● Task to complete
Reproduce all of the records exactly.

[BEGIN Supplied data]

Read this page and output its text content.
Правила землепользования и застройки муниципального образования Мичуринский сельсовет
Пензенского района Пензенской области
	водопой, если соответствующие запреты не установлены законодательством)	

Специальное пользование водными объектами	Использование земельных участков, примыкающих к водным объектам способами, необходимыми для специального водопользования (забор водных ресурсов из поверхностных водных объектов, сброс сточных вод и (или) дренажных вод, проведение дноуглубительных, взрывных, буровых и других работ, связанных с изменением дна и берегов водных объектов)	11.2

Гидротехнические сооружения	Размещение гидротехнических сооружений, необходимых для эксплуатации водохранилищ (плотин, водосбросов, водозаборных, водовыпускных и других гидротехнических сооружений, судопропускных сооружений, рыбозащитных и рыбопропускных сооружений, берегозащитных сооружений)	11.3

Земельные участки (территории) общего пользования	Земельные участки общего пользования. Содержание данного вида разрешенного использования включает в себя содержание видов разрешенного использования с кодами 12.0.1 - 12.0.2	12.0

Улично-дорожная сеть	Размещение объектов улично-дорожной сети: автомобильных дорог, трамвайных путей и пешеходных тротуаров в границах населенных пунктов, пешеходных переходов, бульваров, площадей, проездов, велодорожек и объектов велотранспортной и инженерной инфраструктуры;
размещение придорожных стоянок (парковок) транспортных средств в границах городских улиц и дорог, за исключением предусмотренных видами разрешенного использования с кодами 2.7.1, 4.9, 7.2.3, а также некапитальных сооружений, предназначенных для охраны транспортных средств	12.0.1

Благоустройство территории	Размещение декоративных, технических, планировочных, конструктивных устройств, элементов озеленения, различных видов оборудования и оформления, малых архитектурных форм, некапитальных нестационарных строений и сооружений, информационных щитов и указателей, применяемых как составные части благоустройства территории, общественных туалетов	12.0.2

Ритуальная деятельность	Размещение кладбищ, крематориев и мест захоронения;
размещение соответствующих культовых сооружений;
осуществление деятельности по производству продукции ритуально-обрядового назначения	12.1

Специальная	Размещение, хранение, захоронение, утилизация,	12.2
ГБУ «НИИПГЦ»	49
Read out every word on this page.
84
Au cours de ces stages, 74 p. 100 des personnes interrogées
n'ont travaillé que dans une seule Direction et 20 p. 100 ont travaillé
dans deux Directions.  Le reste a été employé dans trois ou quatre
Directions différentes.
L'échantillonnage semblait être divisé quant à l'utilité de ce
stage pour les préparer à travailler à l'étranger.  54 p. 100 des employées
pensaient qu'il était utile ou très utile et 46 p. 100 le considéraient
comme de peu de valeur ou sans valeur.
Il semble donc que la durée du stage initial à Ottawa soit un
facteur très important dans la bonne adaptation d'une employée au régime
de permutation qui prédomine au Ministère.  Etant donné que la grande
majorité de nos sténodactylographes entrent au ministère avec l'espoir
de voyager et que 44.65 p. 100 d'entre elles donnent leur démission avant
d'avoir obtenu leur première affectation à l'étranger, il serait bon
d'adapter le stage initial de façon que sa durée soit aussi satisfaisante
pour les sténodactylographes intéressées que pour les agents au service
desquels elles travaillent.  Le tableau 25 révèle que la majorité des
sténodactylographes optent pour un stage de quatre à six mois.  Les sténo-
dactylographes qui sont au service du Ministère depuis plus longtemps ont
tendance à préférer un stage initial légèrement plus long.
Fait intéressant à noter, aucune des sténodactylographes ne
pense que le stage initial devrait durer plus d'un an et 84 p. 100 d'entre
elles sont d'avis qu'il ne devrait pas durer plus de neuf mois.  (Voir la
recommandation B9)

[END Supplied data]

● Task result
Read this page and output its text content.
Правила землепользования и застройки муниципального образования Мичуринский сельсовет
Пензенского района Пензенской области
	водопой, если соответствующие запреты не установлены законодательством)	

Специальное пользование водными объектами	Использование земельных участков, примыкающих к водным объектам способами, необходимыми для специального водопользования (забор водных ресурсов из поверхностных водных объектов, сброс сточных вод и (или) дренажных вод, проведение дноуглубительных, взрывных, буровых и других работ, связанных с изменением дна и берегов водных объектов)	11.2

Гидротехнические сооружения	Размещение гидротехнических сооружений, необходимых для эксплуатации водохранилищ (плотин, водосбросов, водозаборных, водовыпускных и других гидротехнических сооружений, судопропускных сооружений, рыбозащитных и рыбопропускных сооружений, берегозащитных сооружений)	11.3

Земельные участки (территории) общего пользования	Земельные участки общего пользования. Содержание данного вида разрешенного использования включает в себя содержание видов разрешенного использования с кодами 12.0.1 - 12.0.2	12.0

Улично-дорожная сеть	Размещение объектов улично-дорожной сети: автомобильных дорог, трамвайных путей и пешеходных тротуаров в границах населенных пунктов, пешеходных переходов, бульваров, площадей, проездов, велодорожек и объектов велотранспортной и инженерной инфраструктуры;
размещение придорожных стоянок (парковок) транспортных средств в границах городских улиц и дорог, за исключением предусмотренных видами разрешенного использования с кодами 2.7.1, 4.9, 7.2.3, а также некапитальных сооружений, предназначенных для охраны транспортных средств	12.0.1

Благоустройство территории	Размещение декоративных, технических, планировочных, конструктивных устройств, элементов озеленения, различных видов оборудования и оформления, малых архитектурных форм, некапитальных нестационарных строений и сооружений, информационных щитов и указателей, применяемых как составные части благоустройства территории, общественных туалетов	12.0.2

Ритуальная деятельность	Размещение кладбищ, крематориев и мест захоронения;
размещение соответствующих культовых сооружений;
осуществление деятельности по производству продукции ритуально-обрядового назначения	12.1

Специальная	Размещение, хранение, захоронение, утилизация,	12.2
ГБУ «НИИПГЦ»	49
Read out every word on this page.
84
Au cours de ces stages, 74 p. 100 des personnes interrogées
n'ont travaillé que dans une seule Direction et 20 p. 100 ont travaillé
dans deux Directions.  Le reste a été employé dans trois ou quatre
Directions différentes.
L'échantillonnage semblait être divisé quant à l'utilité de ce
stage pour les préparer à travailler à l'étranger.  54 p. 100 des employées
pensaient qu'il était utile ou très utile et 46 p. 100 le considéraient
comme de peu de valeur ou sans valeur.
Il semble donc que la durée du stage initial à Ottawa soit un
facteur très important dans la bonne adaptation d'une employée au régime
de permutation qui prédomine au Ministère.  Etant donné que la grande
majorité de nos sténodactylographes entrent au ministère avec l'espoir
de voyager et que 44.65 p. 100 d'entre elles donnent leur démission avant
d'avoir obtenu leur première affectation à l'étranger, il serait bon
d'adapter le stage initial de façon que sa durée soit aussi satisfaisante
pour les sténodactylographes intéressées que pour les agents au service
desquels elles travaillent.  Le tableau 25 révèle que la majorité des
sténodactylographes optent pour un stage de quatre à six mois.  Les sténo-
dactylographes qui sont au service du Ministère depuis plus longtemps ont
tendance à préférer un stage initial légèrement plus long.
Fait intéressant à noter, aucune des sténodactylographes ne
pense que le stage initial devrait durer plus d'un an et 84 p. 100 d'entre
elles sont d'avis qu'il ne devrait pas durer plus de neuf mois.  (Voir la
recommandation B9)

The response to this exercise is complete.